**JOB**
Go over the entries below line by line, copying each one that contains the word "uniquement".

--------------------------------------------------

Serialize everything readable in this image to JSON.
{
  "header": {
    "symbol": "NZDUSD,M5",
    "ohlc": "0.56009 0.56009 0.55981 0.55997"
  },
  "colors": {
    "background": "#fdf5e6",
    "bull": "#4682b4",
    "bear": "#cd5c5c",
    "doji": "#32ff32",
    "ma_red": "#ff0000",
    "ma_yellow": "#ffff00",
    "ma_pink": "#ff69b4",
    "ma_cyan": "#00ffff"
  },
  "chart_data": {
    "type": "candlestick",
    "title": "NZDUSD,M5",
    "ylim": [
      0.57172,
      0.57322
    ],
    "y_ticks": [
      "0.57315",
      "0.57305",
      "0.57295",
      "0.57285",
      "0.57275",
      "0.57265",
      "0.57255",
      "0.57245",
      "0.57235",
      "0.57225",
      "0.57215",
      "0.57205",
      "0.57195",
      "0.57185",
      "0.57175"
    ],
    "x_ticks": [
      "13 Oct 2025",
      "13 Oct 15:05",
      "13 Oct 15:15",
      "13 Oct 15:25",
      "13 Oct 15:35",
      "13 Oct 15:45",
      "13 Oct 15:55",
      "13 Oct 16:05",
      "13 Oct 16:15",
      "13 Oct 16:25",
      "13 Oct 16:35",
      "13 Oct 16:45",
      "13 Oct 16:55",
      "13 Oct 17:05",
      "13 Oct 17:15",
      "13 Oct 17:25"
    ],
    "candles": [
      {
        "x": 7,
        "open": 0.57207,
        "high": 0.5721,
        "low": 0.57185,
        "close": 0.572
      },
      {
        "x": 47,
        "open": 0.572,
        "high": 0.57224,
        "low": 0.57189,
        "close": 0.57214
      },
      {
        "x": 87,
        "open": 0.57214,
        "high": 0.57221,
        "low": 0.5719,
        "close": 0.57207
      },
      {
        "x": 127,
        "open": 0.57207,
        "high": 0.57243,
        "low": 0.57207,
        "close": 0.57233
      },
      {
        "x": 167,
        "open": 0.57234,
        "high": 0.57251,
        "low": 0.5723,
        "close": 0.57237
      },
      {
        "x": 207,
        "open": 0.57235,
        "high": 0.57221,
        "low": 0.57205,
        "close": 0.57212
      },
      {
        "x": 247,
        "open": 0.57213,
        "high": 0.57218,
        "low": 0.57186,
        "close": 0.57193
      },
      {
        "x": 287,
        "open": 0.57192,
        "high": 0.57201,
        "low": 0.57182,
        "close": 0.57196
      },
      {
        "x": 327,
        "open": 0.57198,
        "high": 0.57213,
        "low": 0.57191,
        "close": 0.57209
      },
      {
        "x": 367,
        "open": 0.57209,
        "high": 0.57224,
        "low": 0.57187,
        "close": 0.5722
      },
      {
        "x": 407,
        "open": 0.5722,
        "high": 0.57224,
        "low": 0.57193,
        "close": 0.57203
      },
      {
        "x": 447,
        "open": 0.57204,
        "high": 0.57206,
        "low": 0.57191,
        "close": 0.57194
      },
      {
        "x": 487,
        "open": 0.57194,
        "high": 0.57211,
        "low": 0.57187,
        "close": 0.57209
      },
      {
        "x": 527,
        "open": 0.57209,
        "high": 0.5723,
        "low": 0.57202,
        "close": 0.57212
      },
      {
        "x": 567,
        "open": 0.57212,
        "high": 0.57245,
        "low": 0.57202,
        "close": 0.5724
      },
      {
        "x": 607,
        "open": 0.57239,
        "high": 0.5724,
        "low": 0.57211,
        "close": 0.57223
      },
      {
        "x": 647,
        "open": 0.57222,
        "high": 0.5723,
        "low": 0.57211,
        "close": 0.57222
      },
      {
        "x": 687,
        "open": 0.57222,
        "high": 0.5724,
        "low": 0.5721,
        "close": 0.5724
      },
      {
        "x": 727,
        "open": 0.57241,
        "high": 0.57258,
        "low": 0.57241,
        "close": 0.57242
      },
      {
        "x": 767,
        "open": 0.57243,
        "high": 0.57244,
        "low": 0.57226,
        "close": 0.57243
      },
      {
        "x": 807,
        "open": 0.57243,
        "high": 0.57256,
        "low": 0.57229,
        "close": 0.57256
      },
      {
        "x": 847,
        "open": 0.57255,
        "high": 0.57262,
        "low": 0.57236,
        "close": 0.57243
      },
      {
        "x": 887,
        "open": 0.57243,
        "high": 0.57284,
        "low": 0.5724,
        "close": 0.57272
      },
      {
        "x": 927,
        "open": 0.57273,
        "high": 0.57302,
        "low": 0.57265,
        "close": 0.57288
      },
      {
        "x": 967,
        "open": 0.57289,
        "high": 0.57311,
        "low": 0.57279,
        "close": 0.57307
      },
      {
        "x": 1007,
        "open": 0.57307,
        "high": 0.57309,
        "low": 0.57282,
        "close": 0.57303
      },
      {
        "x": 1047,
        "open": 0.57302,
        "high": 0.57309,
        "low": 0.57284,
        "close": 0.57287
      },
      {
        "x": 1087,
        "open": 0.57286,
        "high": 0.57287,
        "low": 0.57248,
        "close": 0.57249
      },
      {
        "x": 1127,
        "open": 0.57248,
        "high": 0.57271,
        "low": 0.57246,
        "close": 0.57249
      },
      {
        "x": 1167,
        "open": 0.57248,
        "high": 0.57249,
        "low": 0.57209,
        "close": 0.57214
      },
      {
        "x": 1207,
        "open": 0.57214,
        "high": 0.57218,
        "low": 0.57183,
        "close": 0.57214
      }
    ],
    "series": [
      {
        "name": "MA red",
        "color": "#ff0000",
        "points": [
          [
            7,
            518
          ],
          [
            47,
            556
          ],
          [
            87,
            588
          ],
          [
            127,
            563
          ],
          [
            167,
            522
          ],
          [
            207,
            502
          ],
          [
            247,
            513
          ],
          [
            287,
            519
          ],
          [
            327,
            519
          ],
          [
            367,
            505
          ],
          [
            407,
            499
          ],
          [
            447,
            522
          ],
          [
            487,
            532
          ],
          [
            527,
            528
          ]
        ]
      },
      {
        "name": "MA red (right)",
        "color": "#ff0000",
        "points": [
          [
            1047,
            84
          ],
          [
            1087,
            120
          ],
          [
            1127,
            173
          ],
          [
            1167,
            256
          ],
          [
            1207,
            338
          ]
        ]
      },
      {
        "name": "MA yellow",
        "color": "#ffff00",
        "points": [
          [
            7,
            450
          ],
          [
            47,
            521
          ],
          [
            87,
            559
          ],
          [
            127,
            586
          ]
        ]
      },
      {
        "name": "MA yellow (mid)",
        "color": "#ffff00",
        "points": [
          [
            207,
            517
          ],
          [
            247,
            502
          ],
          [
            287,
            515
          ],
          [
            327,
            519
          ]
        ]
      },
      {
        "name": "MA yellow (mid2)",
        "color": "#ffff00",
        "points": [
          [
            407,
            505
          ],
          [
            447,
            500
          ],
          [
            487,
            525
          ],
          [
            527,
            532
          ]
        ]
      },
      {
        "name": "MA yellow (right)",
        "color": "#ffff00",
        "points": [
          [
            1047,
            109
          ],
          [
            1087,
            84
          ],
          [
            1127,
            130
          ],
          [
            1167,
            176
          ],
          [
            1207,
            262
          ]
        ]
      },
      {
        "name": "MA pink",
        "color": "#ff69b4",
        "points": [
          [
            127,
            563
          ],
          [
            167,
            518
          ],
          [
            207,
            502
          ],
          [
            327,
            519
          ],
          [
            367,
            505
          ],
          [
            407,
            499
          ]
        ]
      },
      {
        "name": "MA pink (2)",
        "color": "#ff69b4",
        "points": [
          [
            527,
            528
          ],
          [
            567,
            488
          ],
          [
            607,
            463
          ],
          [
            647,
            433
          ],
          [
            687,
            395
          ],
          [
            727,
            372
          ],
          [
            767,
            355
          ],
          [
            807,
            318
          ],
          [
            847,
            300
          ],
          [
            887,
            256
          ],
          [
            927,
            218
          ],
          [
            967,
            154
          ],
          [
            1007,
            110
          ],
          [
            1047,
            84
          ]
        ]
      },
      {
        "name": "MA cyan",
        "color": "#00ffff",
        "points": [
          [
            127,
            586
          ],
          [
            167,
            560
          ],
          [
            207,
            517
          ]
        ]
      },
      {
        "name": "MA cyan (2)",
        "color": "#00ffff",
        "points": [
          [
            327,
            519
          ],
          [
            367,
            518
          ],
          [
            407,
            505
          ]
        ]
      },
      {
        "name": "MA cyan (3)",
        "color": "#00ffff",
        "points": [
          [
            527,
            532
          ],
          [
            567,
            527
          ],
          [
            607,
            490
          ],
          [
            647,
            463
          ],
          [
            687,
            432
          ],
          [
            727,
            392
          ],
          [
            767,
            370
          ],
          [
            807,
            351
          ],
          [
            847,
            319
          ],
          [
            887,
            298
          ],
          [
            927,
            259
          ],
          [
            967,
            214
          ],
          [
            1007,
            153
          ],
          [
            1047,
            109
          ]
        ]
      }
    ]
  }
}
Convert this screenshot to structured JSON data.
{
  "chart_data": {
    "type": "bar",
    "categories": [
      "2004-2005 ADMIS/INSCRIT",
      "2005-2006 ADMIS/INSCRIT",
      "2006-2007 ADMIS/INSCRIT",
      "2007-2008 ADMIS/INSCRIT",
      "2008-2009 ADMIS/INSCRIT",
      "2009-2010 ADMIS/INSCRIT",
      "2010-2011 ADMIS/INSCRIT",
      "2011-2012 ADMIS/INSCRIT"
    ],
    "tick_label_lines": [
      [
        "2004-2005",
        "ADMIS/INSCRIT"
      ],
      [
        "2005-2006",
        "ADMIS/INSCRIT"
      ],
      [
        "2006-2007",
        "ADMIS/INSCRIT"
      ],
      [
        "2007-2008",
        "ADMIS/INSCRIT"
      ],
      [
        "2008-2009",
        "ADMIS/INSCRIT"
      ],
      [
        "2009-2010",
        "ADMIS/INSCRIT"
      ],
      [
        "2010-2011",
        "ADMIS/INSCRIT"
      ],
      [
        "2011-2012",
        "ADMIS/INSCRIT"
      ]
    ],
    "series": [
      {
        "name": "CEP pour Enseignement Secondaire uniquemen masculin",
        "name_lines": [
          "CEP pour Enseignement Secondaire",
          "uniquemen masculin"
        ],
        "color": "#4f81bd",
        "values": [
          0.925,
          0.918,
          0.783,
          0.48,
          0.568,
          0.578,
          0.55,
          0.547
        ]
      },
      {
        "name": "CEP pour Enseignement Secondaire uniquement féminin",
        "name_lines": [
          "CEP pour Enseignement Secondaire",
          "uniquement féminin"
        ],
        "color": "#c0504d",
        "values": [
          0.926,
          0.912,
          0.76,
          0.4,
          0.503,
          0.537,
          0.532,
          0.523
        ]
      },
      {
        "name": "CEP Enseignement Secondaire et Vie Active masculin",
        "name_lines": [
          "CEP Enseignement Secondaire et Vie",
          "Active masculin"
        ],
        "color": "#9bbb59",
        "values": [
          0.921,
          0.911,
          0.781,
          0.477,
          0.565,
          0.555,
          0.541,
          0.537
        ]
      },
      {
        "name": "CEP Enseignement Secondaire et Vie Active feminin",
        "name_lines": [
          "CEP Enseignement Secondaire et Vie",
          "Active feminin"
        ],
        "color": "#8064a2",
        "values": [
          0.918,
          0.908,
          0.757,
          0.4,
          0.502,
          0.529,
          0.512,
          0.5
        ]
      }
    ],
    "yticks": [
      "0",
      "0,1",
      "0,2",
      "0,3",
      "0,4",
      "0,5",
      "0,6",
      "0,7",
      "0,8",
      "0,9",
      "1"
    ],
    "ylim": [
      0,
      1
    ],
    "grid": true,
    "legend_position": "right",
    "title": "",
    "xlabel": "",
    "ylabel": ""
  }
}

--------------------------------------------------

**WRITTEN RESPONSE**
        "name": "CEP pour Enseignement Secondaire uniquement féminin",
          "uniquement féminin"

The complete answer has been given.